Your task is to write out the complete listing exactly as it is shown.

§ **SOURCE RECORDS**
>> BEGIN

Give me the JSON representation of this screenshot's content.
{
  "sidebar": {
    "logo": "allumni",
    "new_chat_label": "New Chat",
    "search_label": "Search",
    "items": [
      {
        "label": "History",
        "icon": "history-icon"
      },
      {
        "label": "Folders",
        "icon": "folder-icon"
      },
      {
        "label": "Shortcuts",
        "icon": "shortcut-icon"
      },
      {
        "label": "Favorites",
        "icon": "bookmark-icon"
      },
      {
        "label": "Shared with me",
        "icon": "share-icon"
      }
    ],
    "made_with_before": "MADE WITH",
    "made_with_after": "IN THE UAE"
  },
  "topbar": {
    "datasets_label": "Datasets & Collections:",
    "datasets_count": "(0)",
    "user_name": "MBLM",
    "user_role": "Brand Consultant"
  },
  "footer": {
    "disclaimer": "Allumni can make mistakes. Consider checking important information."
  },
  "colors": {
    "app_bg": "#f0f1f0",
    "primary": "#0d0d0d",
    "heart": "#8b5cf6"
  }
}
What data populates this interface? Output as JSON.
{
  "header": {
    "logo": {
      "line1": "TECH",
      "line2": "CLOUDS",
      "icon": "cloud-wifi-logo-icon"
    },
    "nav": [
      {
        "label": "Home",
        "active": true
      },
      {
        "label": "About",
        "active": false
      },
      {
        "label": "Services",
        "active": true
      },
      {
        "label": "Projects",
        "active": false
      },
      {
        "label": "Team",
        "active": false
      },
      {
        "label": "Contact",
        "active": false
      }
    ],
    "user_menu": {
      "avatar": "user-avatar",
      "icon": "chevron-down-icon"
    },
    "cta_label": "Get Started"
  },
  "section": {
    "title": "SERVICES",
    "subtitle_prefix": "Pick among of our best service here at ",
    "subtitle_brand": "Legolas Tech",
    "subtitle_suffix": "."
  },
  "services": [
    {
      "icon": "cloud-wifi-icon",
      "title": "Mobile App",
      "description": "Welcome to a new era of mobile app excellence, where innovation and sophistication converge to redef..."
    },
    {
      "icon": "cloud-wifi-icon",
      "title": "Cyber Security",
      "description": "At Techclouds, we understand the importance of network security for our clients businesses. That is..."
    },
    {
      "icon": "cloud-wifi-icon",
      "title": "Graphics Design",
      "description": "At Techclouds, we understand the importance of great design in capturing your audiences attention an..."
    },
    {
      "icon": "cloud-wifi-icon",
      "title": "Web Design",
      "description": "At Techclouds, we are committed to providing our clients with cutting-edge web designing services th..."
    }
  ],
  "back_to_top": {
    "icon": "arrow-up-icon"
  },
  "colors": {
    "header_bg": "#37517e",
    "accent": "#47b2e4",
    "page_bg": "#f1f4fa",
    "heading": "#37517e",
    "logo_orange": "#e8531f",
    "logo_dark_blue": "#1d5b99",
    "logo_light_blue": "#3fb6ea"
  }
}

>> END

§ **ANSWER TO THE TASK**
Give me the JSON representation of this screenshot's content.
{
  "sidebar": {
    "logo": "allumni",
    "new_chat_label": "New Chat",
    "search_label": "Search",
    "items": [
      {
        "label": "History",
        "icon": "history-icon"
      },
      {
        "label": "Folders",
        "icon": "folder-icon"
      },
      {
        "label": "Shortcuts",
        "icon": "shortcut-icon"
      },
      {
        "label": "Favorites",
        "icon": "bookmark-icon"
      },
      {
        "label": "Shared with me",
        "icon": "share-icon"
      }
    ],
    "made_with_before": "MADE WITH",
    "made_with_after": "IN THE UAE"
  },
  "topbar": {
    "datasets_label": "Datasets & Collections:",
    "datasets_count": "(0)",
    "user_name": "MBLM",
    "user_role": "Brand Consultant"
  },
  "footer": {
    "disclaimer": "Allumni can make mistakes. Consider checking important information."
  },
  "colors": {
    "app_bg": "#f0f1f0",
    "primary": "#0d0d0d",
    "heart": "#8b5cf6"
  }
}
What data populates this interface? Output as JSON.
{
  "header": {
    "logo": {
      "line1": "TECH",
      "line2": "CLOUDS",
      "icon": "cloud-wifi-logo-icon"
    },
    "nav": [
      {
        "label": "Home",
        "active": true
      },
      {
        "label": "About",
        "active": false
      },
      {
        "label": "Services",
        "active": true
      },
      {
        "label": "Projects",
        "active": false
      },
      {
        "label": "Team",
        "active": false
      },
      {
        "label": "Contact",
        "active": false
      }
    ],
    "user_menu": {
      "avatar": "user-avatar",
      "icon": "chevron-down-icon"
    },
    "cta_label": "Get Started"
  },
  "section": {
    "title": "SERVICES",
    "subtitle_prefix": "Pick among of our best service here at ",
    "subtitle_brand": "Legolas Tech",
    "subtitle_suffix": "."
  },
  "services": [
    {
      "icon": "cloud-wifi-icon",
      "title": "Mobile App",
      "description": "Welcome to a new era of mobile app excellence, where innovation and sophistication converge to redef..."
    },
    {
      "icon": "cloud-wifi-icon",
      "title": "Cyber Security",
      "description": "At Techclouds, we understand the importance of network security for our clients businesses. That is..."
    },
    {
      "icon": "cloud-wifi-icon",
      "title": "Graphics Design",
      "description": "At Techclouds, we understand the importance of great design in capturing your audiences attention an..."
    },
    {
      "icon": "cloud-wifi-icon",
      "title": "Web Design",
      "description": "At Techclouds, we are committed to providing our clients with cutting-edge web designing services th..."
    }
  ],
  "back_to_top": {
    "icon": "arrow-up-icon"
  },
  "colors": {
    "header_bg": "#37517e",
    "accent": "#47b2e4",
    "page_bg": "#f1f4fa",
    "heading": "#37517e",
    "logo_orange": "#e8531f",
    "logo_dark_blue": "#1d5b99",
    "logo_light_blue": "#3fb6ea"
  }
}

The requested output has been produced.